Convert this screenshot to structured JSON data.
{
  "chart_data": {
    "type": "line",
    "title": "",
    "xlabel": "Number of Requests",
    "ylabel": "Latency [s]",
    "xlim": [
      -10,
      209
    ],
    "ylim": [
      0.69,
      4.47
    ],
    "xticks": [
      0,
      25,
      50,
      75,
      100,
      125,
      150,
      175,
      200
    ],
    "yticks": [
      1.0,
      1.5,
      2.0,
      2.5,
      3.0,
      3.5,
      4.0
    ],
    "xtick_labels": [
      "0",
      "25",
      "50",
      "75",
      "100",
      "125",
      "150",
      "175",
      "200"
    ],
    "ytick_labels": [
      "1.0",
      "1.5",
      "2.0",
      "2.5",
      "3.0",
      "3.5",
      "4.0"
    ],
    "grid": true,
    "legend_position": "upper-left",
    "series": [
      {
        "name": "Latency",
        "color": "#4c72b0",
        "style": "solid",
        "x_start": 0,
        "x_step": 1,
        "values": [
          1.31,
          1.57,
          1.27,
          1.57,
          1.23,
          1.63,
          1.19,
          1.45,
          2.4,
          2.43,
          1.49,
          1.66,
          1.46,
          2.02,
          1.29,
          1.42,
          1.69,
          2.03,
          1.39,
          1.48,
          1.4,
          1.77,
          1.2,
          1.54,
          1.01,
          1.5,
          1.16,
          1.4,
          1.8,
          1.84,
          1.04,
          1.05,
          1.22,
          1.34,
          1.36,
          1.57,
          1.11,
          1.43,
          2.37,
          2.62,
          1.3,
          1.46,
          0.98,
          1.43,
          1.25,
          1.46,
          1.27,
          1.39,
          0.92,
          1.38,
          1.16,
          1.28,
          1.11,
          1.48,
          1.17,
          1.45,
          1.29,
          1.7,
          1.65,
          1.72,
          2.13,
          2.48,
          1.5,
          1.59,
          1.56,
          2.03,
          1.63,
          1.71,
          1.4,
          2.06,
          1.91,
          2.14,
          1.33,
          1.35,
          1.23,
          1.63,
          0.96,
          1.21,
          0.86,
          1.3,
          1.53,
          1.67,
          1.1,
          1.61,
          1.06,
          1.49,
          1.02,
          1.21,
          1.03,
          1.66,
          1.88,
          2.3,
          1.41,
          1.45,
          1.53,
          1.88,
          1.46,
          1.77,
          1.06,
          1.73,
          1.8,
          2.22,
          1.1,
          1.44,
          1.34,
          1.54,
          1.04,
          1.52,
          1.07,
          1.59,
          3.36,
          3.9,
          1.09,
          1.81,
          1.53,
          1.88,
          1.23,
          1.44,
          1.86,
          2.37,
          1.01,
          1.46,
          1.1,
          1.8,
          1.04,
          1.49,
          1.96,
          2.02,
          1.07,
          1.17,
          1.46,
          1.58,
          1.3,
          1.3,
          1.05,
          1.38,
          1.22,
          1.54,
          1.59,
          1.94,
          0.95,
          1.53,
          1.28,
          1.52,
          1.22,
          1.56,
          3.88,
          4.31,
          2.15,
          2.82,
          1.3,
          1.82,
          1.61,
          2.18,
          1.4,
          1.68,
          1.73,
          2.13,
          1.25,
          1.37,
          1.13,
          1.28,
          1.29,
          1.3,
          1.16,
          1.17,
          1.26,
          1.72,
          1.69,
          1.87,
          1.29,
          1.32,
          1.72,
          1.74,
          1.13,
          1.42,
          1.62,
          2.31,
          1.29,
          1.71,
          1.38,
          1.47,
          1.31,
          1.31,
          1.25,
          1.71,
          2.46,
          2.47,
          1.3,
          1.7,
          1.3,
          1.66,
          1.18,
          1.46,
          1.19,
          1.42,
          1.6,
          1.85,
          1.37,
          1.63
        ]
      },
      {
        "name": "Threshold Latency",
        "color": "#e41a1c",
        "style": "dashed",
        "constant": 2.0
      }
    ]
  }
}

[THE PROBLEM] Write out all records exactly, keeping every detail.

[SOLUTION TO THE PROBLEM]
Convert this screenshot to structured JSON data.
{
  "chart_data": {
    "type": "line",
    "title": "",
    "xlabel": "Number of Requests",
    "ylabel": "Latency [s]",
    "xlim": [
      -10,
      209
    ],
    "ylim": [
      0.69,
      4.47
    ],
    "xticks": [
      0,
      25,
      50,
      75,
      100,
      125,
      150,
      175,
      200
    ],
    "yticks": [
      1.0,
      1.5,
      2.0,
      2.5,
      3.0,
      3.5,
      4.0
    ],
    "xtick_labels": [
      "0",
      "25",
      "50",
      "75",
      "100",
      "125",
      "150",
      "175",
      "200"
    ],
    "ytick_labels": [
      "1.0",
      "1.5",
      "2.0",
      "2.5",
      "3.0",
      "3.5",
      "4.0"
    ],
    "grid": true,
    "legend_position": "upper-left",
    "series": [
      {
        "name": "Latency",
        "color": "#4c72b0",
        "style": "solid",
        "x_start": 0,
        "x_step": 1,
        "values": [
          1.31,
          1.57,
          1.27,
          1.57,
          1.23,
          1.63,
          1.19,
          1.45,
          2.4,
          2.43,
          1.49,
          1.66,
          1.46,
          2.02,
          1.29,
          1.42,
          1.69,
          2.03,
          1.39,
          1.48,
          1.4,
          1.77,
          1.2,
          1.54,
          1.01,
          1.5,
          1.16,
          1.4,
          1.8,
          1.84,
          1.04,
          1.05,
          1.22,
          1.34,
          1.36,
          1.57,
          1.11,
          1.43,
          2.37,
          2.62,
          1.3,
          1.46,
          0.98,
          1.43,
          1.25,
          1.46,
          1.27,
          1.39,
          0.92,
          1.38,
          1.16,
          1.28,
          1.11,
          1.48,
          1.17,
          1.45,
          1.29,
          1.7,
          1.65,
          1.72,
          2.13,
          2.48,
          1.5,
          1.59,
          1.56,
          2.03,
          1.63,
          1.71,
          1.4,
          2.06,
          1.91,
          2.14,
          1.33,
          1.35,
          1.23,
          1.63,
          0.96,
          1.21,
          0.86,
          1.3,
          1.53,
          1.67,
          1.1,
          1.61,
          1.06,
          1.49,
          1.02,
          1.21,
          1.03,
          1.66,
          1.88,
          2.3,
          1.41,
          1.45,
          1.53,
          1.88,
          1.46,
          1.77,
          1.06,
          1.73,
          1.8,
          2.22,
          1.1,
          1.44,
          1.34,
          1.54,
          1.04,
          1.52,
          1.07,
          1.59,
          3.36,
          3.9,
          1.09,
          1.81,
          1.53,
          1.88,
          1.23,
          1.44,
          1.86,
          2.37,
          1.01,
          1.46,
          1.1,
          1.8,
          1.04,
          1.49,
          1.96,
          2.02,
          1.07,
          1.17,
          1.46,
          1.58,
          1.3,
          1.3,
          1.05,
          1.38,
          1.22,
          1.54,
          1.59,
          1.94,
          0.95,
          1.53,
          1.28,
          1.52,
          1.22,
          1.56,
          3.88,
          4.31,
          2.15,
          2.82,
          1.3,
          1.82,
          1.61,
          2.18,
          1.4,
          1.68,
          1.73,
          2.13,
          1.25,
          1.37,
          1.13,
          1.28,
          1.29,
          1.3,
          1.16,
          1.17,
          1.26,
          1.72,
          1.69,
          1.87,
          1.29,
          1.32,
          1.72,
          1.74,
          1.13,
          1.42,
          1.62,
          2.31,
          1.29,
          1.71,
          1.38,
          1.47,
          1.31,
          1.31,
          1.25,
          1.71,
          2.46,
          2.47,
          1.3,
          1.7,
          1.3,
          1.66,
          1.18,
          1.46,
          1.19,
          1.42,
          1.6,
          1.85,
          1.37,
          1.63
        ]
      },
      {
        "name": "Threshold Latency",
        "color": "#e41a1c",
        "style": "dashed",
        "constant": 2.0
      }
    ]
  }
}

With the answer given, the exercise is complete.